_TASK REQUIREMENTS_
Carry on the article about playing Apple Music tracks in iOS apps, picking up right after its last sentence.
━━ EXTRACT PROVIDED ━━
Development
Playing Apple Music tracks in iOS apps
Last year, we told the tale of the many issues we have with streaming and DRMed music on iOS in Party Monster and WeddingDJ. The core issue is that Apple’s AVFoundation
APIs, the ones that allow you to build advanced audio apps, are not compatible with Apple Music and the various iTunes features that depend on The Cloud™.
Over time, these cloud services have become popular enough that our inability to support them has become our No. 1 support request by far. The issue is also the source of almost all of our negative reviews. This has hurt all DJ apps, from the mighty Djay to our more casual party management tools. It doesn’t look like Apple Music support is coming to AVFoundation
any time soon, so Rob here at Steamclock took the time to research and prototype the other option: dropping AVFoundation
in favour of the higher-level Media Player APIs that do support Apple Music.
After a couple weeks of prototyping and research work, we must say with heavy heart that you can’t make a quality music app in the style of Party Monster or WeddingDJ that works with Apple Music. At least, not yet. Not as of iOS 10.
Here be dragons
Where it is much less flexible than the AVFoundation
APIs, the simpler MPMediaPlayerController
does support playing Apple Music, DRMed tracks, and other iCloud audio. Unfortunately, it is more like a set of levers with which you can poke the system Music app than an API for making music apps. If the system Music app can’t do it, the player can’t do it. Even if the system Music app can do it, the player sometimes can’t.
In the spirit of dutifully reporting bugs and issues to Apple, we filed some of the issues we encountered:
- You can’t crossfade songs.
- You can’t add to, delete from, or reorder the queue, so queueing a song removes the ability to skip back and stops playback.
━━━
━━ INFORMATION GIVEN ━━
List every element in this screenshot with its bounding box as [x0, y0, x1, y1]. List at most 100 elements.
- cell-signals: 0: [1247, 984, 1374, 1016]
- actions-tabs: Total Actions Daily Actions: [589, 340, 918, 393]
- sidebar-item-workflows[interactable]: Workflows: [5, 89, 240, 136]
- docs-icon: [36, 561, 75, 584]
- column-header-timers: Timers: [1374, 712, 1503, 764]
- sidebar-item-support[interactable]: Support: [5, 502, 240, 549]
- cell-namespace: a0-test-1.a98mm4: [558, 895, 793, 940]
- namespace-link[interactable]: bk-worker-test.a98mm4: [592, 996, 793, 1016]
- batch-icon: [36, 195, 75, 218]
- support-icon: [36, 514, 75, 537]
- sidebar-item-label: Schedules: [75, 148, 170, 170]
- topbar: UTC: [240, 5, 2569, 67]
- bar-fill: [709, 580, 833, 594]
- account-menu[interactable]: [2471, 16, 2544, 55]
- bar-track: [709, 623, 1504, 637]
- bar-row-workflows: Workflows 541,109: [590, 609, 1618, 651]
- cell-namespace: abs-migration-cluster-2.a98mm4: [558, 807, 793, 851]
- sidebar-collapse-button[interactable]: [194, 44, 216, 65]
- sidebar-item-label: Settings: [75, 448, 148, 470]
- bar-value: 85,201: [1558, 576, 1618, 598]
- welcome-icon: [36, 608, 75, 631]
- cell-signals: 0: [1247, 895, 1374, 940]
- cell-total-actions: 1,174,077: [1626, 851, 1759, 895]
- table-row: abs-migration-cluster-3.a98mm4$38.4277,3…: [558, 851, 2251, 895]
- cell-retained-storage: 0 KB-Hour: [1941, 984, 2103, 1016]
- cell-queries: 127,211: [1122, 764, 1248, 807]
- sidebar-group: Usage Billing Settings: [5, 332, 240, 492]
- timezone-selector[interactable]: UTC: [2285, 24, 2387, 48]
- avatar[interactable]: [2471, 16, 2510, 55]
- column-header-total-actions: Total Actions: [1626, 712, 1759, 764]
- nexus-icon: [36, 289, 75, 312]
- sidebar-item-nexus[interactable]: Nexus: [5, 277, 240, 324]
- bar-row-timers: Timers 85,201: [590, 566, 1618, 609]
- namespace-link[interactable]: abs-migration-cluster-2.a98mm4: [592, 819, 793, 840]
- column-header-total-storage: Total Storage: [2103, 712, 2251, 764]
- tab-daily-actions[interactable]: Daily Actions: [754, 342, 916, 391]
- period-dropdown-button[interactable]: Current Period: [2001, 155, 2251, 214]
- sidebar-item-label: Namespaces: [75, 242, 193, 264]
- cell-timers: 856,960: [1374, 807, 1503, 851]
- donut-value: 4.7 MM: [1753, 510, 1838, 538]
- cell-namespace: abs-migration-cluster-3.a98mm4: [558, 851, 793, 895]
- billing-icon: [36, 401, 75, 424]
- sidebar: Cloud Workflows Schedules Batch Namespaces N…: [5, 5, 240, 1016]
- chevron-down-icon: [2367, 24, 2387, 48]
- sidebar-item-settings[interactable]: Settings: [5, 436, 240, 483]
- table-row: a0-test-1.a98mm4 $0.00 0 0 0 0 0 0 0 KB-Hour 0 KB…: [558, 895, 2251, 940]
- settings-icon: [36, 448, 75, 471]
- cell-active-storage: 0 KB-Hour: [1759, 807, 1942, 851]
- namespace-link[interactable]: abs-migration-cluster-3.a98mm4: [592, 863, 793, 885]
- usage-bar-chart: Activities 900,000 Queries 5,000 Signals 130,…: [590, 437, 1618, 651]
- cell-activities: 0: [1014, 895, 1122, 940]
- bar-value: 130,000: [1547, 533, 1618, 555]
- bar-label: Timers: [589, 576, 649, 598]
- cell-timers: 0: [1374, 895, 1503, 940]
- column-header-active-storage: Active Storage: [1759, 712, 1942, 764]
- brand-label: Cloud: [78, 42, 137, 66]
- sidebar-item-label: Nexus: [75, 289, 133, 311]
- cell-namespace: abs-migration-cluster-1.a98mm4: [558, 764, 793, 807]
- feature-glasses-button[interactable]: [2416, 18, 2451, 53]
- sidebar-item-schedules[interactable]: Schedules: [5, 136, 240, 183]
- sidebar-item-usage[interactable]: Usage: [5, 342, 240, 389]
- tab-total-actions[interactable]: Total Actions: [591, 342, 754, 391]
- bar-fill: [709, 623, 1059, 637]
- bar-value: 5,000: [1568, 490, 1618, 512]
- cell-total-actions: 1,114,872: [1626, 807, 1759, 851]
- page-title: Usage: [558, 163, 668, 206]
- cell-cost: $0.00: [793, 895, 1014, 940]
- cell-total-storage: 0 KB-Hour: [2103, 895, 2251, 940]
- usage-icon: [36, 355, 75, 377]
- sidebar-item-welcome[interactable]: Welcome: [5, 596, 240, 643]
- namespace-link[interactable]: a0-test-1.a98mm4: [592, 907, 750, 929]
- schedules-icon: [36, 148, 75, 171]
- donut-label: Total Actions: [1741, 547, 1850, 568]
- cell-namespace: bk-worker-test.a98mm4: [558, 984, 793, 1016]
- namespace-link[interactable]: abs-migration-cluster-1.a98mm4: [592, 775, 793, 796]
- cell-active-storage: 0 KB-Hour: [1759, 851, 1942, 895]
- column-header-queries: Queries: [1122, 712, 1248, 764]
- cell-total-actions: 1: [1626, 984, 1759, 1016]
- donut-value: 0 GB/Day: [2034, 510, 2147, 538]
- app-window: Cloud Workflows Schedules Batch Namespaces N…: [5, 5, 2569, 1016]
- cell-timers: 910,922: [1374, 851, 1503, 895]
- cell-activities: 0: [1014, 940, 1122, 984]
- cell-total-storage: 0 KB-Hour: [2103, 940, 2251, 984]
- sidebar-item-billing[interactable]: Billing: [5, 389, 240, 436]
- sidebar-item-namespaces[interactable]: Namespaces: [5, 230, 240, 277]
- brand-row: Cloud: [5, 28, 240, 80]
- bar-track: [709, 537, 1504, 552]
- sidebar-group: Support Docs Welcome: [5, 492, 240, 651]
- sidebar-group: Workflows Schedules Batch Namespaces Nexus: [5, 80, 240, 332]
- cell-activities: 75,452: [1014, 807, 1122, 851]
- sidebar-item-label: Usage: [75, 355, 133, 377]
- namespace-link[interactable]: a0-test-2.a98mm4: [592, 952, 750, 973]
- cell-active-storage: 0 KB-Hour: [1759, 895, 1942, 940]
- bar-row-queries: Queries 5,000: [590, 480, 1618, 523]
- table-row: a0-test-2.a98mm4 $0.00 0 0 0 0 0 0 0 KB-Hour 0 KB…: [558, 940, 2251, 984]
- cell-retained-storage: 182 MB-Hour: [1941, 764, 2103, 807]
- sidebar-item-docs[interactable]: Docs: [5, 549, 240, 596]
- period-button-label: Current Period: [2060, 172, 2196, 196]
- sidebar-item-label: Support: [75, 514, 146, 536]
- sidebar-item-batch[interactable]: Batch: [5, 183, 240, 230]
━━━
_RESULT OF THIS TASK_
- In
applicationMusicPlayer
mode, you can’t get remote commands and Control Center behaves unexpectedly - Outside
applicationMusicPlayer
mode, your app just pokes the standard system Music app. In this case, you can’t have your app appear in Control Center, or detect when the user edits the queue in the system Music app. - Preparing the
systemMusicPlayer
to play doesn’t call its callback - There is no API to remove or reorder items in a playlist
- Fading a song out is a private API (
pauseWithFadeoutDuration
). - Changing the volume programatically in an attempt to simulate fading is deprecated.
Given these limitations and issues, MPMediaPlayer
may not be the way forward after all. It may turn out to be easier for Apple to provide a sandboxed API that can decode Apple Music or other DRMed traks and provide them to the AVFoundation
layer, which already works great. This would not only let us support Apple Music in personal apps like Party Monster, it would allow much more sophisticated apps like Djay to support the service.
In the meantime, these limitations mean that any music app that attempts to play Apple Music tracks will be seriously limited, require odd workarounds, and behave problematically depending on user behaviour. In the spirit of giving users a quality experience, we’re stuck with the same limitation that other sophisticated audio apps have today: no Apple Music.